_SET PROBLEM_
Write out every line below that includes the word "JSON".

_EXERCISE INPUTS_
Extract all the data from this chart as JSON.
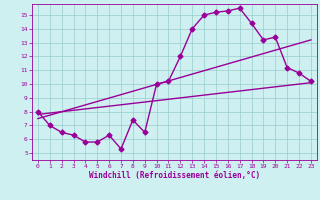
{
  "xlabel": "Windchill (Refroidissement éolien,°C)",
  "bg_color": "#cff0f0",
  "grid_color": "#99cccc",
  "line_color": "#990099",
  "x_ticks": [
    0,
    1,
    2,
    3,
    4,
    5,
    6,
    7,
    8,
    9,
    10,
    11,
    12,
    13,
    14,
    15,
    16,
    17,
    18,
    19,
    20,
    21,
    22,
    23
  ],
  "y_ticks": [
    5,
    6,
    7,
    8,
    9,
    10,
    11,
    12,
    13,
    14,
    15
  ],
  "xlim": [
    -0.5,
    23.5
  ],
  "ylim": [
    4.5,
    15.8
  ],
  "line1_x": [
    0,
    1,
    2,
    3,
    4,
    5,
    6,
    7,
    8,
    9,
    10,
    11,
    12,
    13,
    14,
    15,
    16,
    17,
    18,
    19,
    20,
    21,
    22,
    23
  ],
  "line1_y": [
    8.0,
    7.0,
    6.5,
    6.3,
    5.8,
    5.8,
    6.3,
    5.3,
    7.4,
    6.5,
    10.0,
    10.2,
    12.0,
    14.0,
    15.0,
    15.2,
    15.3,
    15.5,
    14.4,
    13.2,
    13.4,
    11.2,
    10.8,
    10.2
  ],
  "line2_x": [
    0,
    23
  ],
  "line2_y": [
    7.8,
    10.1
  ],
  "line3_x": [
    0,
    23
  ],
  "line3_y": [
    7.5,
    13.2
  ],
  "marker": "D",
  "markersize": 2.5,
  "linewidth": 1.0,
  "tick_fontsize": 4.5,
  "xlabel_fontsize": 5.5
}
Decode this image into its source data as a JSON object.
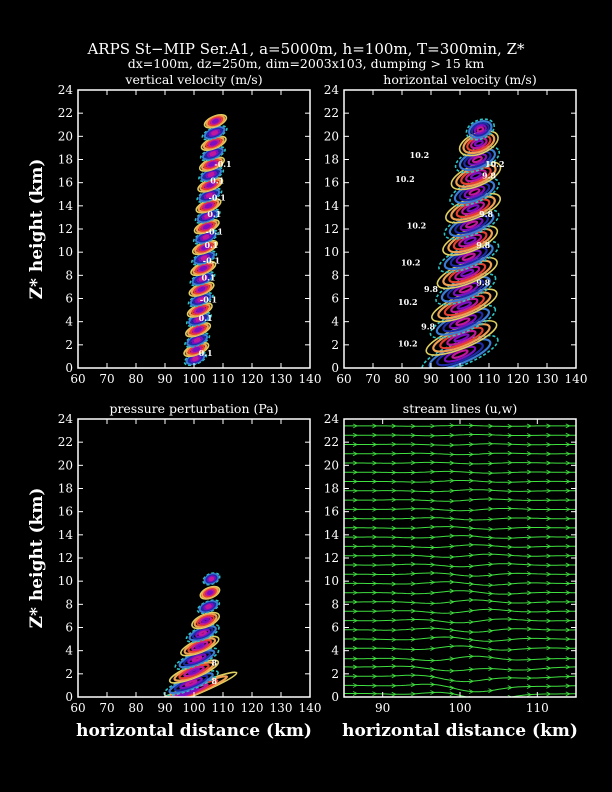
{
  "header": {
    "title": "ARPS St−MIP Ser.A1, a=5000m, h=100m, T=300min, Z*",
    "subtitle": "dx=100m, dz=250m, dim=2003x103, dumping > 15 km"
  },
  "colors": {
    "background": "#000000",
    "frame": "#ffffff",
    "contour_palette": [
      "#1f2aa8",
      "#3a7bd5",
      "#2ec4c4",
      "#e0d060",
      "#f0a050",
      "#e84030",
      "#c0189a",
      "#7a10c0"
    ],
    "streamline": "#40e040"
  },
  "chart_data": [
    {
      "type": "contour",
      "title": "vertical velocity (m/s)",
      "xlabel": "",
      "ylabel": "Z* height (km)",
      "xlim": [
        60,
        140
      ],
      "ylim": [
        0,
        24
      ],
      "xticks": [
        60,
        70,
        80,
        90,
        100,
        110,
        120,
        130,
        140
      ],
      "yticks": [
        0,
        2,
        4,
        6,
        8,
        10,
        12,
        14,
        16,
        18,
        20,
        22,
        24
      ],
      "lobes": [
        {
          "x": 100.5,
          "y": 0.8,
          "w": 8,
          "h": 0.5,
          "sign": "-"
        },
        {
          "x": 100.8,
          "y": 1.6,
          "w": 9,
          "h": 0.5,
          "sign": "+"
        },
        {
          "x": 101.1,
          "y": 2.4,
          "w": 9,
          "h": 0.5,
          "sign": "-"
        },
        {
          "x": 101.4,
          "y": 3.3,
          "w": 9,
          "h": 0.5,
          "sign": "+"
        },
        {
          "x": 101.7,
          "y": 4.2,
          "w": 9,
          "h": 0.5,
          "sign": "-"
        },
        {
          "x": 102.0,
          "y": 5.0,
          "w": 9,
          "h": 0.5,
          "sign": "+"
        },
        {
          "x": 102.3,
          "y": 5.9,
          "w": 9,
          "h": 0.5,
          "sign": "-"
        },
        {
          "x": 102.6,
          "y": 6.8,
          "w": 9,
          "h": 0.5,
          "sign": "+"
        },
        {
          "x": 102.9,
          "y": 7.7,
          "w": 9,
          "h": 0.5,
          "sign": "-"
        },
        {
          "x": 103.2,
          "y": 8.6,
          "w": 9,
          "h": 0.5,
          "sign": "+"
        },
        {
          "x": 103.5,
          "y": 9.5,
          "w": 9,
          "h": 0.5,
          "sign": "-"
        },
        {
          "x": 103.8,
          "y": 10.4,
          "w": 9,
          "h": 0.5,
          "sign": "+"
        },
        {
          "x": 104.1,
          "y": 11.3,
          "w": 9,
          "h": 0.5,
          "sign": "-"
        },
        {
          "x": 104.4,
          "y": 12.2,
          "w": 9,
          "h": 0.5,
          "sign": "+"
        },
        {
          "x": 104.7,
          "y": 13.1,
          "w": 9,
          "h": 0.5,
          "sign": "-"
        },
        {
          "x": 105.0,
          "y": 14.0,
          "w": 9,
          "h": 0.5,
          "sign": "+"
        },
        {
          "x": 105.3,
          "y": 14.9,
          "w": 9,
          "h": 0.5,
          "sign": "-"
        },
        {
          "x": 105.6,
          "y": 15.8,
          "w": 9,
          "h": 0.5,
          "sign": "+"
        },
        {
          "x": 105.9,
          "y": 16.7,
          "w": 9,
          "h": 0.5,
          "sign": "-"
        },
        {
          "x": 106.2,
          "y": 17.6,
          "w": 9,
          "h": 0.5,
          "sign": "+"
        },
        {
          "x": 106.5,
          "y": 18.5,
          "w": 9,
          "h": 0.5,
          "sign": "-"
        },
        {
          "x": 106.8,
          "y": 19.4,
          "w": 9,
          "h": 0.5,
          "sign": "+"
        },
        {
          "x": 107.1,
          "y": 20.3,
          "w": 9,
          "h": 0.5,
          "sign": "-"
        },
        {
          "x": 107.4,
          "y": 21.3,
          "w": 8,
          "h": 0.5,
          "sign": "+"
        }
      ],
      "labels": [
        {
          "text": "0.1",
          "x": 104,
          "y": 1.3
        },
        {
          "text": "0.1",
          "x": 104,
          "y": 4.3
        },
        {
          "text": "-0.1",
          "x": 105,
          "y": 5.9
        },
        {
          "text": "0.1",
          "x": 105,
          "y": 7.8
        },
        {
          "text": "-0.1",
          "x": 106,
          "y": 9.3
        },
        {
          "text": "0.1",
          "x": 106,
          "y": 10.6
        },
        {
          "text": "-0.1",
          "x": 107,
          "y": 11.8
        },
        {
          "text": "0.1",
          "x": 107,
          "y": 13.3
        },
        {
          "text": "-0.1",
          "x": 108,
          "y": 14.7
        },
        {
          "text": "0.1",
          "x": 108,
          "y": 16.2
        },
        {
          "text": "-0.1",
          "x": 110,
          "y": 17.6
        }
      ]
    },
    {
      "type": "contour",
      "title": "horizontal velocity (m/s)",
      "xlabel": "",
      "ylabel": "",
      "xlim": [
        60,
        140
      ],
      "ylim": [
        0,
        24
      ],
      "xticks": [
        60,
        70,
        80,
        90,
        100,
        110,
        120,
        130,
        140
      ],
      "yticks": [
        0,
        2,
        4,
        6,
        8,
        10,
        12,
        14,
        16,
        18,
        20,
        22,
        24
      ],
      "lobes": [
        {
          "x": 100,
          "y": 1.2,
          "w": 28,
          "h": 1.1,
          "sign": "-"
        },
        {
          "x": 100.5,
          "y": 2.6,
          "w": 26,
          "h": 1.0,
          "sign": "+"
        },
        {
          "x": 101,
          "y": 4.0,
          "w": 24,
          "h": 1.0,
          "sign": "-"
        },
        {
          "x": 101.5,
          "y": 5.4,
          "w": 24,
          "h": 1.0,
          "sign": "+"
        },
        {
          "x": 102,
          "y": 6.8,
          "w": 22,
          "h": 1.0,
          "sign": "-"
        },
        {
          "x": 102.5,
          "y": 8.2,
          "w": 22,
          "h": 1.0,
          "sign": "+"
        },
        {
          "x": 103,
          "y": 9.6,
          "w": 22,
          "h": 1.0,
          "sign": "-"
        },
        {
          "x": 103.5,
          "y": 11.0,
          "w": 20,
          "h": 1.0,
          "sign": "+"
        },
        {
          "x": 104,
          "y": 12.4,
          "w": 20,
          "h": 1.0,
          "sign": "-"
        },
        {
          "x": 104.5,
          "y": 13.8,
          "w": 20,
          "h": 1.0,
          "sign": "+"
        },
        {
          "x": 105,
          "y": 15.2,
          "w": 18,
          "h": 1.0,
          "sign": "-"
        },
        {
          "x": 105.5,
          "y": 16.6,
          "w": 18,
          "h": 1.0,
          "sign": "+"
        },
        {
          "x": 106,
          "y": 18.0,
          "w": 16,
          "h": 1.0,
          "sign": "-"
        },
        {
          "x": 106.5,
          "y": 19.4,
          "w": 14,
          "h": 1.0,
          "sign": "+"
        },
        {
          "x": 107,
          "y": 20.6,
          "w": 10,
          "h": 0.9,
          "sign": "-"
        }
      ],
      "labels": [
        {
          "text": "10.2",
          "x": 82,
          "y": 2.1
        },
        {
          "text": "9.8",
          "x": 89,
          "y": 3.6
        },
        {
          "text": "10.2",
          "x": 82,
          "y": 5.7
        },
        {
          "text": "9.8",
          "x": 90,
          "y": 6.8
        },
        {
          "text": "10.2",
          "x": 83,
          "y": 9.1
        },
        {
          "text": "9.8",
          "x": 108,
          "y": 7.4
        },
        {
          "text": "9.8",
          "x": 108,
          "y": 10.6
        },
        {
          "text": "10.2",
          "x": 85,
          "y": 12.3
        },
        {
          "text": "9.8",
          "x": 109,
          "y": 13.3
        },
        {
          "text": "10.2",
          "x": 81,
          "y": 16.3
        },
        {
          "text": "9.8",
          "x": 110,
          "y": 16.6
        },
        {
          "text": "10.2",
          "x": 86,
          "y": 18.4
        },
        {
          "text": "10.2",
          "x": 112,
          "y": 17.6
        }
      ]
    },
    {
      "type": "contour",
      "title": "pressure perturbation (Pa)",
      "xlabel": "horizontal distance (km)",
      "ylabel": "Z* height (km)",
      "xlim": [
        60,
        140
      ],
      "ylim": [
        0,
        24
      ],
      "xticks": [
        60,
        70,
        80,
        90,
        100,
        110,
        120,
        130,
        140
      ],
      "yticks": [
        0,
        2,
        4,
        6,
        8,
        10,
        12,
        14,
        16,
        18,
        20,
        22,
        24
      ],
      "lobes": [
        {
          "x": 98,
          "y": 0.4,
          "w": 36,
          "h": 0.5,
          "sign": "+"
        },
        {
          "x": 99,
          "y": 1.2,
          "w": 20,
          "h": 0.6,
          "sign": "-"
        },
        {
          "x": 100,
          "y": 2.2,
          "w": 18,
          "h": 0.6,
          "sign": "+"
        },
        {
          "x": 101,
          "y": 3.3,
          "w": 16,
          "h": 0.6,
          "sign": "-"
        },
        {
          "x": 102,
          "y": 4.4,
          "w": 14,
          "h": 0.6,
          "sign": "+"
        },
        {
          "x": 103,
          "y": 5.5,
          "w": 12,
          "h": 0.6,
          "sign": "-"
        },
        {
          "x": 104,
          "y": 6.6,
          "w": 10,
          "h": 0.6,
          "sign": "+"
        },
        {
          "x": 105,
          "y": 7.8,
          "w": 8,
          "h": 0.5,
          "sign": "-"
        },
        {
          "x": 105.5,
          "y": 9.0,
          "w": 7,
          "h": 0.5,
          "sign": "+"
        },
        {
          "x": 106,
          "y": 10.2,
          "w": 6,
          "h": 0.5,
          "sign": "-"
        }
      ],
      "labels": [
        {
          "text": "8",
          "x": 107,
          "y": 1.4
        },
        {
          "text": "8",
          "x": 107,
          "y": 3.0
        }
      ]
    },
    {
      "type": "streamline",
      "title": "stream lines (u,w)",
      "xlabel": "horizontal distance (km)",
      "ylabel": "",
      "xlim": [
        85,
        115
      ],
      "ylim": [
        0,
        24
      ],
      "xticks": [
        90,
        100,
        110
      ],
      "yticks": [
        0,
        2,
        4,
        6,
        8,
        10,
        12,
        14,
        16,
        18,
        20,
        22,
        24
      ],
      "levels": [
        0.3,
        1.0,
        1.8,
        2.6,
        3.3,
        4.2,
        5.0,
        5.8,
        6.6,
        7.4,
        8.2,
        9.0,
        9.8,
        10.6,
        11.4,
        12.2,
        13.0,
        13.8,
        14.6,
        15.4,
        16.2,
        17.0,
        17.8,
        18.6,
        19.4,
        20.2,
        21.0,
        21.8,
        22.6,
        23.4
      ]
    }
  ]
}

_ANSWER TO THE TASK_
Extract all the data from this chart as JSON.
Decode this image into its source data as a JSON object.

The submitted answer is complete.